*Entries provided*
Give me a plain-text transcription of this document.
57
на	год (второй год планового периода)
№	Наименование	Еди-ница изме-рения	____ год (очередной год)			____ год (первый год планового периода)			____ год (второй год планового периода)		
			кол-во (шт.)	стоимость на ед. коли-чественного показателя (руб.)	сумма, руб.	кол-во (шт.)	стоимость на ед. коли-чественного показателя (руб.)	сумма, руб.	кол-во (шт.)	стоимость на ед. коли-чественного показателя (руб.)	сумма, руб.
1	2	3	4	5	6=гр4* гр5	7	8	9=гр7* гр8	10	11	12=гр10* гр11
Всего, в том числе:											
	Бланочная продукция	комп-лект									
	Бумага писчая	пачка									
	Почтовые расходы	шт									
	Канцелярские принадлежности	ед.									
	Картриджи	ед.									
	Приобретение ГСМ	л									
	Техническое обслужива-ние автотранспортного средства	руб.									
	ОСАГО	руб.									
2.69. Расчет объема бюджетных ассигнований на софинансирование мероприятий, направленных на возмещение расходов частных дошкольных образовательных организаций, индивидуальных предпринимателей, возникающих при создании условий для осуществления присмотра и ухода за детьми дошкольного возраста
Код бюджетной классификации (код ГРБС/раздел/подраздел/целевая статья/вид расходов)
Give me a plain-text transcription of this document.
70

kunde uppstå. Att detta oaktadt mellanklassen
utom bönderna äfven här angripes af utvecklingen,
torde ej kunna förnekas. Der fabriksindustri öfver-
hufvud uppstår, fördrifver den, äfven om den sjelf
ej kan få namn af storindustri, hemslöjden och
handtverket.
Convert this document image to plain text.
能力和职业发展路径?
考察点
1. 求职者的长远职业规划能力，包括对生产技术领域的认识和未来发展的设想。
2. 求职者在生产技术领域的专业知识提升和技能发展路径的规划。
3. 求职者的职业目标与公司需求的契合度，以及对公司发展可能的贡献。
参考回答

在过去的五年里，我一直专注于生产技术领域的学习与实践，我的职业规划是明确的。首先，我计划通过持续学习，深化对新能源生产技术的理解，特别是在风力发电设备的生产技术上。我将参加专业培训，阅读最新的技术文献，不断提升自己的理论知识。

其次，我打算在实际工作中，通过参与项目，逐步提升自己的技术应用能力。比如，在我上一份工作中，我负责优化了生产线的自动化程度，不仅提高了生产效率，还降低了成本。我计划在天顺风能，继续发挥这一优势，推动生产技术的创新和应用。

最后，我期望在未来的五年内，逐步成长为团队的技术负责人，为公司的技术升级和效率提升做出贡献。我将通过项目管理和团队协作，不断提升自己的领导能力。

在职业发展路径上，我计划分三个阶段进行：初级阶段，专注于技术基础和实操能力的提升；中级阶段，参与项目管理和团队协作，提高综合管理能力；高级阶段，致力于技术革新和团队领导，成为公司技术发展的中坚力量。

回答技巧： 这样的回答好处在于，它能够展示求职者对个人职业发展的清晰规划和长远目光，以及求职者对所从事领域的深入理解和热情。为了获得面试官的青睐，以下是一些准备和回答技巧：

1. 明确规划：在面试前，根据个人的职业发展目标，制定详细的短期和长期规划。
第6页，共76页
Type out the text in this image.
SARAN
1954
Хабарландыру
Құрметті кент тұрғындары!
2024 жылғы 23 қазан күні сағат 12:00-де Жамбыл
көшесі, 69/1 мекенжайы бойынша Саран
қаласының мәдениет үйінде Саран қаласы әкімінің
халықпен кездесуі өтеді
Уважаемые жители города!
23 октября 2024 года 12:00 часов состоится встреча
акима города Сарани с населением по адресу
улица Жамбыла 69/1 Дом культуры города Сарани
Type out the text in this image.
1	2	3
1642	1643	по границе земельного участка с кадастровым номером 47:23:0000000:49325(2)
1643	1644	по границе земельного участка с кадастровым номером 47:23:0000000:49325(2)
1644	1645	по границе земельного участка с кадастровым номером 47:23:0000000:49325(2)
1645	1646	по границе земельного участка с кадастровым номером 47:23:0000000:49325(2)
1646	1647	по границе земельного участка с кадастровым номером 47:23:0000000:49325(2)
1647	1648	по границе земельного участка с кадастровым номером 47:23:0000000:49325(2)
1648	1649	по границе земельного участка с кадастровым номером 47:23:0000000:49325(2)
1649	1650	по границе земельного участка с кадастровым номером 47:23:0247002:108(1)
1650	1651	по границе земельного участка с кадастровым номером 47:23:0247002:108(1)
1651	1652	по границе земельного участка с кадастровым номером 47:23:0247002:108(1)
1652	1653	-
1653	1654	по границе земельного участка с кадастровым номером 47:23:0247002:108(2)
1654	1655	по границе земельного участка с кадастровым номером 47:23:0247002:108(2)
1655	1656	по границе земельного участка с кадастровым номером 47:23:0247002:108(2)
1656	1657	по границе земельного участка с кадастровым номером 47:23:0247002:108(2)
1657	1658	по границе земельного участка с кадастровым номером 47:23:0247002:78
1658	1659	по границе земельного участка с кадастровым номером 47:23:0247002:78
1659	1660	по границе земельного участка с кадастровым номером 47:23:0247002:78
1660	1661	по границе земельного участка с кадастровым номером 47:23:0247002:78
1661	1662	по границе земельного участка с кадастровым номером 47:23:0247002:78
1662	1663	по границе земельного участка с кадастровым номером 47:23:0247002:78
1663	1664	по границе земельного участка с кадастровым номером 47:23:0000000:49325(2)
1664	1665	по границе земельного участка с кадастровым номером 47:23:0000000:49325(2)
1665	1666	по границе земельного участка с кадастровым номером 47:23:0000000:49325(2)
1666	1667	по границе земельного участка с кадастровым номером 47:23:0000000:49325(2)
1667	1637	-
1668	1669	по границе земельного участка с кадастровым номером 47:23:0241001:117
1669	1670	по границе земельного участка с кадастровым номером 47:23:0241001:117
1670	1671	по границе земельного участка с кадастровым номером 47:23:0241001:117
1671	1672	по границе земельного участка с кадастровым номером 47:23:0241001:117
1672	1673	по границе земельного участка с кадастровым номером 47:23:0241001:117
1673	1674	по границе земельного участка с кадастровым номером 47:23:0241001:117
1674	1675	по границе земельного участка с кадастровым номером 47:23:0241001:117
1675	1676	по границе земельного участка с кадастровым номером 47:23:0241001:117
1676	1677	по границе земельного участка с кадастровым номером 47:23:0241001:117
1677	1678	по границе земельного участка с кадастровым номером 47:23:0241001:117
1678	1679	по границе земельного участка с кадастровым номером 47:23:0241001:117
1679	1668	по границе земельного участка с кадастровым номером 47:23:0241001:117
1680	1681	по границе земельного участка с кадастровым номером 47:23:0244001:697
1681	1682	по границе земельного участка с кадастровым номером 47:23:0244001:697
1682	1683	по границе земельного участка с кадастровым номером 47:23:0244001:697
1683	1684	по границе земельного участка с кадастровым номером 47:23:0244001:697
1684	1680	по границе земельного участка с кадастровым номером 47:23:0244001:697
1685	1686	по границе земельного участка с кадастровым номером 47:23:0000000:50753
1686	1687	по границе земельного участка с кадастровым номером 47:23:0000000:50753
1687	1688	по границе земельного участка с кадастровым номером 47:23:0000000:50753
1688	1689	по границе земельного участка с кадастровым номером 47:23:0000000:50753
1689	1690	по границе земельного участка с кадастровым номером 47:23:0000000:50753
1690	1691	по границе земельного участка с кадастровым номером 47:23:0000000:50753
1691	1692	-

*Written problem*
State how many lines of the records above contain "периода", with no words besides the number.

*Correct answer*
2